-- WORK INSTRUCTIONS --
Spot each line that carries the word "Contentful"; copy those lines.

-- DATA LINES --
--- --- ---

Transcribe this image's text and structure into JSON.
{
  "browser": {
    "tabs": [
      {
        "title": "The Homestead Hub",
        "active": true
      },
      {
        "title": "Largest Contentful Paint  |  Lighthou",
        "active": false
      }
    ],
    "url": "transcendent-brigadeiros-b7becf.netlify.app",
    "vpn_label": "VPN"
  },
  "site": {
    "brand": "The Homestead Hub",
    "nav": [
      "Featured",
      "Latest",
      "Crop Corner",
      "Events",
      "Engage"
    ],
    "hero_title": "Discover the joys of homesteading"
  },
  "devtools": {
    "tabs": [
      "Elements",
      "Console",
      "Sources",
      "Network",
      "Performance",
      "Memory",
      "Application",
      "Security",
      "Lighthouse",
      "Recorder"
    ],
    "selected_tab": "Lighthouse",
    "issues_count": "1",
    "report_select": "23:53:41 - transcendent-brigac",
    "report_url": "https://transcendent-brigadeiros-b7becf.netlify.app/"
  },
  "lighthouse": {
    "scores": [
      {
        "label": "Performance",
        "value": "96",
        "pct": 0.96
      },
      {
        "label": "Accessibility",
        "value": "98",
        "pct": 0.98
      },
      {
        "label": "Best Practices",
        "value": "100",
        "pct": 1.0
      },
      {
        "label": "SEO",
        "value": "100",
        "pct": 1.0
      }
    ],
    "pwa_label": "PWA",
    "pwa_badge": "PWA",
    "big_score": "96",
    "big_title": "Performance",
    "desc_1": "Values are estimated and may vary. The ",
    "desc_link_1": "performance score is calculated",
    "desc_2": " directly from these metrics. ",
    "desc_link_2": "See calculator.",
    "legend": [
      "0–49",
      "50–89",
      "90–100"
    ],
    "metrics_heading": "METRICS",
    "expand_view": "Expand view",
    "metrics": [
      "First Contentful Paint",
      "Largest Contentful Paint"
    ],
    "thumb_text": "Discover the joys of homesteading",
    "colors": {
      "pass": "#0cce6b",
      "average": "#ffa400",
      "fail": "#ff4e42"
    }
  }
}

--- --- ---

-- RESULT --
        "title": "Largest Contentful Paint  |  Lighthou",
      "First Contentful Paint",
      "Largest Contentful Paint"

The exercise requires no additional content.